#### The input
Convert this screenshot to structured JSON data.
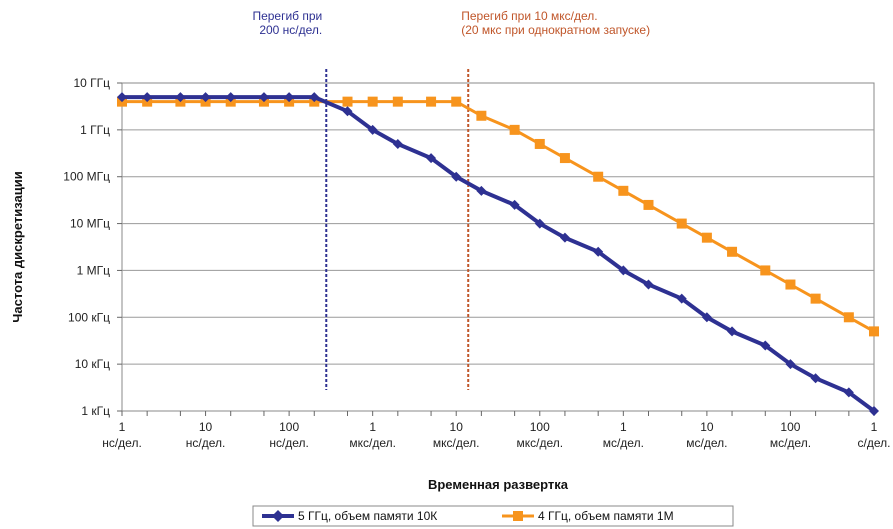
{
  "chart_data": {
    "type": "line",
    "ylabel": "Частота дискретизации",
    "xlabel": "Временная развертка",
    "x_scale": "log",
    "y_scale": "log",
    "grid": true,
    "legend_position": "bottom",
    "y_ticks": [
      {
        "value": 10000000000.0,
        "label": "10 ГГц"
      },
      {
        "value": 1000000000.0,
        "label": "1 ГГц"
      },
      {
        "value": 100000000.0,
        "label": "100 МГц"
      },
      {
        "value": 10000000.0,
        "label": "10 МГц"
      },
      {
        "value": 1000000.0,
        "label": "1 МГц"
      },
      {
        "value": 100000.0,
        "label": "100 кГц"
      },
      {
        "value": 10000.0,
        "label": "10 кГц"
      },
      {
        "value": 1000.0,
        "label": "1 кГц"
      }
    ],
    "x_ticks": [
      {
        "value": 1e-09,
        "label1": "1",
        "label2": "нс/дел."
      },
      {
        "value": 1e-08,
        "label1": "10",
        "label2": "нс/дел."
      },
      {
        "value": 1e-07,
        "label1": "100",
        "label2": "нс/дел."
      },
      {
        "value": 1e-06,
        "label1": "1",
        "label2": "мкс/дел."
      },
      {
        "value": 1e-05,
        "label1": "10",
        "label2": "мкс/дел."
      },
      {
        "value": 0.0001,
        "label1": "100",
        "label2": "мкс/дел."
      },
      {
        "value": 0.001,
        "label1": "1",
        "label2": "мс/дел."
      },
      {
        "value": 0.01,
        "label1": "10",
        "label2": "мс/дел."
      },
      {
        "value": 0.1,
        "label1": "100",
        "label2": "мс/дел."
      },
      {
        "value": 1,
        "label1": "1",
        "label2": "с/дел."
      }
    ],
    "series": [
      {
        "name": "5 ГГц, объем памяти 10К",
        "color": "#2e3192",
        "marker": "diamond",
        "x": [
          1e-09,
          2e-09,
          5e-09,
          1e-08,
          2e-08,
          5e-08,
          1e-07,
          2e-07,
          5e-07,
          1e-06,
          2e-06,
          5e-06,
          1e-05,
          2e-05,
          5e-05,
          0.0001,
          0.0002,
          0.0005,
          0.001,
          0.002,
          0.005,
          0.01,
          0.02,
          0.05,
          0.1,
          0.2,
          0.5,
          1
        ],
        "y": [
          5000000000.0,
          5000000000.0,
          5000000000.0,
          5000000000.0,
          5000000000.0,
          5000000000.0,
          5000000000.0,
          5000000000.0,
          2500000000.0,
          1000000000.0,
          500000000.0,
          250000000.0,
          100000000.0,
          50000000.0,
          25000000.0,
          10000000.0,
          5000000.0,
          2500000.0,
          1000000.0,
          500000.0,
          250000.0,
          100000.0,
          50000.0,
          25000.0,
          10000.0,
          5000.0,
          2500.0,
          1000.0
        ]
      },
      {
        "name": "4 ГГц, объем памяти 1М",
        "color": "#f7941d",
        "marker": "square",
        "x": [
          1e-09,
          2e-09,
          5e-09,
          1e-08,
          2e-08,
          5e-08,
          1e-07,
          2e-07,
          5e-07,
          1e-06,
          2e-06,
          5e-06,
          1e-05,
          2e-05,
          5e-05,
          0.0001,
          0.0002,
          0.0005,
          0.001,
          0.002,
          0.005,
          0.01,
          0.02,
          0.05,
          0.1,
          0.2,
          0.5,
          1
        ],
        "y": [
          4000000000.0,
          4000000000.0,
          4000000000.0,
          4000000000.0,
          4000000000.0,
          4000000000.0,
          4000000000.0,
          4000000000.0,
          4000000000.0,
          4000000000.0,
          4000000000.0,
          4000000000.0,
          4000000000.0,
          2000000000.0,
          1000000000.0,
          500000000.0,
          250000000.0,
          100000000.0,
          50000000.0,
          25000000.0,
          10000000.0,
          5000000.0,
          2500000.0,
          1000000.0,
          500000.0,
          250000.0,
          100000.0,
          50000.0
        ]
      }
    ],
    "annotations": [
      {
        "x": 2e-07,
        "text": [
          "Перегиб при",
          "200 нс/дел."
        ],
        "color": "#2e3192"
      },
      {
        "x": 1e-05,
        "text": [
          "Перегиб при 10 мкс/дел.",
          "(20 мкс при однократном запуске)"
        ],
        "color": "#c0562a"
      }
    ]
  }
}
########
#### The input
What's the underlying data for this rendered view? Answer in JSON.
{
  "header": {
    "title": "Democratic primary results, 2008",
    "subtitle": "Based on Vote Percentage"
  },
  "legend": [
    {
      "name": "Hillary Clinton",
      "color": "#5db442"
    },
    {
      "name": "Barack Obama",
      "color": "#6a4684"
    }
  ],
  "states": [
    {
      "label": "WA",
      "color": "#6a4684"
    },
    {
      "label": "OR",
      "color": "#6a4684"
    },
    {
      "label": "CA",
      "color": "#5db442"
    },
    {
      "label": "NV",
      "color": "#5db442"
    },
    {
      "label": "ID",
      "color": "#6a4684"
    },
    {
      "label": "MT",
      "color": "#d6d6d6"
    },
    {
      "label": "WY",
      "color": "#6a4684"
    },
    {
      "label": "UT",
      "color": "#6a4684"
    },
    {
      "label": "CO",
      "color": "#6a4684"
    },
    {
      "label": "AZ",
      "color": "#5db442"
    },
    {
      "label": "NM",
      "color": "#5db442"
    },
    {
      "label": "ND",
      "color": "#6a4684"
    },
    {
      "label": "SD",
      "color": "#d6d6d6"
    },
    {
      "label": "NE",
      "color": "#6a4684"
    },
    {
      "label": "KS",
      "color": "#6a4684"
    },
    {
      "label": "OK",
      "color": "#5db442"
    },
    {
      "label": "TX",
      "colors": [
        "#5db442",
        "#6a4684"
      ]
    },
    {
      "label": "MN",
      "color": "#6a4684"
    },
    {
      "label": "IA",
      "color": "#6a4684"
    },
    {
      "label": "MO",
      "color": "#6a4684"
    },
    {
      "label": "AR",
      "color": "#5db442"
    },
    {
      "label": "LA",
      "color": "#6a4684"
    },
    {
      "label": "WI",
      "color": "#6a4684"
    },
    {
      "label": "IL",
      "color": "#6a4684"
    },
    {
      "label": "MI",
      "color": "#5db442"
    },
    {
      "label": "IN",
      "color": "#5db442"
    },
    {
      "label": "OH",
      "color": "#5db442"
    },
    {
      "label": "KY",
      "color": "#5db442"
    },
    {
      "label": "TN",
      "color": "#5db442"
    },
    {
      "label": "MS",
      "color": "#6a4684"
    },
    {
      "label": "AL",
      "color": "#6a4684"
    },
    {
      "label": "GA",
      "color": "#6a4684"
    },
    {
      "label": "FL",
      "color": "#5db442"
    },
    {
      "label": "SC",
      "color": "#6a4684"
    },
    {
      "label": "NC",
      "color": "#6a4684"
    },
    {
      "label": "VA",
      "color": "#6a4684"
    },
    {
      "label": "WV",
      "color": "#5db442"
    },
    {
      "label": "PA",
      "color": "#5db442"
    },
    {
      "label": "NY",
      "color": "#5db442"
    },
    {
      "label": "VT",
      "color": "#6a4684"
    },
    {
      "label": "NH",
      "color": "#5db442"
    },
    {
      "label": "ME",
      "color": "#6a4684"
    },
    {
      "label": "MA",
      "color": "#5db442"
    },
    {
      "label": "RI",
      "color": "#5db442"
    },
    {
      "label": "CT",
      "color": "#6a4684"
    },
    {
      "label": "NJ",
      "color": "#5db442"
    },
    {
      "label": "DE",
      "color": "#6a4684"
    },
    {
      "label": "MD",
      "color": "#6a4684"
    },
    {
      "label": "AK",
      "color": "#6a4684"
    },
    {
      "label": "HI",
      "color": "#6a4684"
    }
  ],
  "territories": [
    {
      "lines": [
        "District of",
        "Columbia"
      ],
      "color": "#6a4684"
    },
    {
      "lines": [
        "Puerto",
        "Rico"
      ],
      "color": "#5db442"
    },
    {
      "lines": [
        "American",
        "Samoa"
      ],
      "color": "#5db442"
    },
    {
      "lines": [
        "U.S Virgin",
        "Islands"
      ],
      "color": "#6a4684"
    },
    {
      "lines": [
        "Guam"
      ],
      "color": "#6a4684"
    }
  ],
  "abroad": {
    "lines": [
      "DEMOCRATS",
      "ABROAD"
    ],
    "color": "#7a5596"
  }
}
########
#### The input
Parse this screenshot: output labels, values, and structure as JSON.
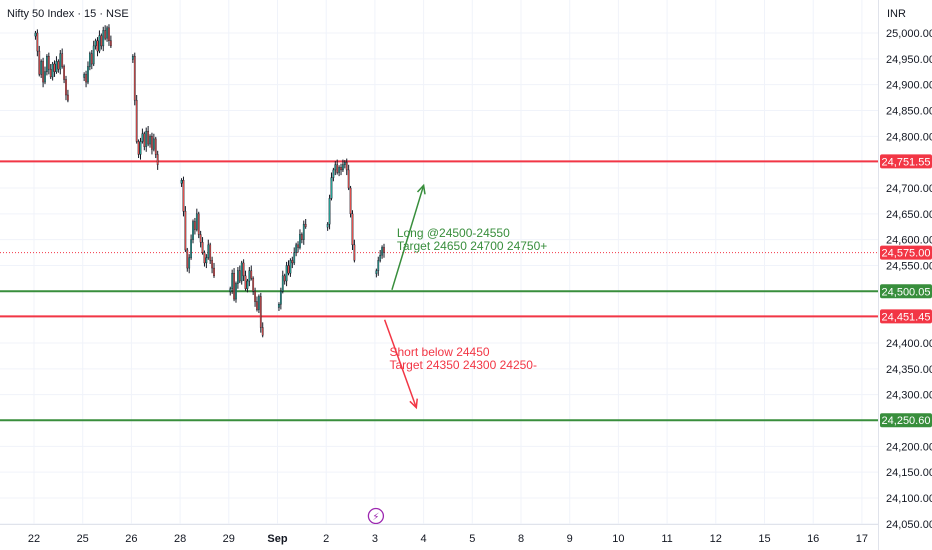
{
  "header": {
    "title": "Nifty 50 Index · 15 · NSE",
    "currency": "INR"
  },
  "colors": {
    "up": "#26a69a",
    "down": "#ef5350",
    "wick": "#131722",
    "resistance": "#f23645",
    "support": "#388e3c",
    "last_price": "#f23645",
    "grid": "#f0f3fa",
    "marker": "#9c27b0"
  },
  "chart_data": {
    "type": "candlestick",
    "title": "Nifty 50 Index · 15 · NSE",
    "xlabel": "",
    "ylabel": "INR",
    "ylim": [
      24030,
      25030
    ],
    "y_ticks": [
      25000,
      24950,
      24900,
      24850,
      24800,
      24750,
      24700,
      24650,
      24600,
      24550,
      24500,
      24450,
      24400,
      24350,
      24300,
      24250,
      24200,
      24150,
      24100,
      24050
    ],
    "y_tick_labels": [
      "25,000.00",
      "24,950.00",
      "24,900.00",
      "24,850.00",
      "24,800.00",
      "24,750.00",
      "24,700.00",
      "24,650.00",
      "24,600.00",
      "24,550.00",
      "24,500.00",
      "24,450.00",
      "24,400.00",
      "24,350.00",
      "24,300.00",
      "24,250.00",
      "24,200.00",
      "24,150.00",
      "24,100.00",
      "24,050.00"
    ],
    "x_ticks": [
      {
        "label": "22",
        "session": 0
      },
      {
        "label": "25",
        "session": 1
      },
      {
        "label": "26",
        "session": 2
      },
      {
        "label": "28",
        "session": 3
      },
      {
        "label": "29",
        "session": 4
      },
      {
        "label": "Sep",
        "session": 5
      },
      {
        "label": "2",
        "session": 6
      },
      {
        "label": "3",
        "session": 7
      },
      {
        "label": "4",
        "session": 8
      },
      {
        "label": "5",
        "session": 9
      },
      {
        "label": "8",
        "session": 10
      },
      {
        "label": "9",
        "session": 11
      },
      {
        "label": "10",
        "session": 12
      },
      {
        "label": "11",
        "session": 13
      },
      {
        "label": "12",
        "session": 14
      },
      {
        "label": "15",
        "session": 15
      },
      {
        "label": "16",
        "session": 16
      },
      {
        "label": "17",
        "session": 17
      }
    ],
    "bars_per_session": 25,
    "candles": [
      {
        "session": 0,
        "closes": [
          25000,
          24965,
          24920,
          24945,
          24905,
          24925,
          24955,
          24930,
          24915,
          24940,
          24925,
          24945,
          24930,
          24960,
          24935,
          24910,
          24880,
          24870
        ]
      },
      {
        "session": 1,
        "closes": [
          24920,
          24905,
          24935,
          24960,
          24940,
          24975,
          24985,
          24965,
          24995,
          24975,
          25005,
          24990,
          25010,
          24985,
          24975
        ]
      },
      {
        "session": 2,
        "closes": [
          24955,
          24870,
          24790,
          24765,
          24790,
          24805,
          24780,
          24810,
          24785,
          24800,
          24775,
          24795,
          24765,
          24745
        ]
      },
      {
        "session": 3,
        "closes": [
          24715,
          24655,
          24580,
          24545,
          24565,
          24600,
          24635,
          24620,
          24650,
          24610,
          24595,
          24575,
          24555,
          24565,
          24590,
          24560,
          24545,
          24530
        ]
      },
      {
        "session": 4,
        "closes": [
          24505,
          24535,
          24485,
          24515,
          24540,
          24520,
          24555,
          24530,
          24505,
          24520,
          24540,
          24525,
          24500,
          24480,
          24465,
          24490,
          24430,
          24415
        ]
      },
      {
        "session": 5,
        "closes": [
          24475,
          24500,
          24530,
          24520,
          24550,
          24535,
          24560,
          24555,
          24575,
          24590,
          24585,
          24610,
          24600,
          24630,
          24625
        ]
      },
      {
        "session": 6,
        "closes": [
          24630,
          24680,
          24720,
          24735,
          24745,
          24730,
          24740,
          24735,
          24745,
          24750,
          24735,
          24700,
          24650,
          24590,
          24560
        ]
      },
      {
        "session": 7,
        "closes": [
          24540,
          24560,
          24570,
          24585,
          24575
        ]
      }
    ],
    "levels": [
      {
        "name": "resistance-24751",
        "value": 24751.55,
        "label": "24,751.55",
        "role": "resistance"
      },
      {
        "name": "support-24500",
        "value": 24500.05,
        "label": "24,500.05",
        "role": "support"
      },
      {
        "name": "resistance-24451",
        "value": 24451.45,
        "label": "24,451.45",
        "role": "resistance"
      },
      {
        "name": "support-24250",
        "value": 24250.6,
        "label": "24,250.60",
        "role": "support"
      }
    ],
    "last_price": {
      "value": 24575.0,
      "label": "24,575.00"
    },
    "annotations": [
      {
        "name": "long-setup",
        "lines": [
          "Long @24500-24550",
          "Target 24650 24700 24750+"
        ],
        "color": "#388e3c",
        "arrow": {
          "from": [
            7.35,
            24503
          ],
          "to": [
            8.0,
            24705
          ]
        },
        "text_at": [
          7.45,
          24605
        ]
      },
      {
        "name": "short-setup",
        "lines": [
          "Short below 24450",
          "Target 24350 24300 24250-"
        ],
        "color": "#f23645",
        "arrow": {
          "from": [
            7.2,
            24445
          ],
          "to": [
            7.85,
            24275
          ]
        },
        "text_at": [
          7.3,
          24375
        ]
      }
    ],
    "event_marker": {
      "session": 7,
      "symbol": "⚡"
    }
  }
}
########
Challenge: From the data, collect all lines where the string "памяти" appears.

Output for this task:
        "name": "5 ГГц, объем памяти 10К",
        "name": "4 ГГц, объем памяти 1М",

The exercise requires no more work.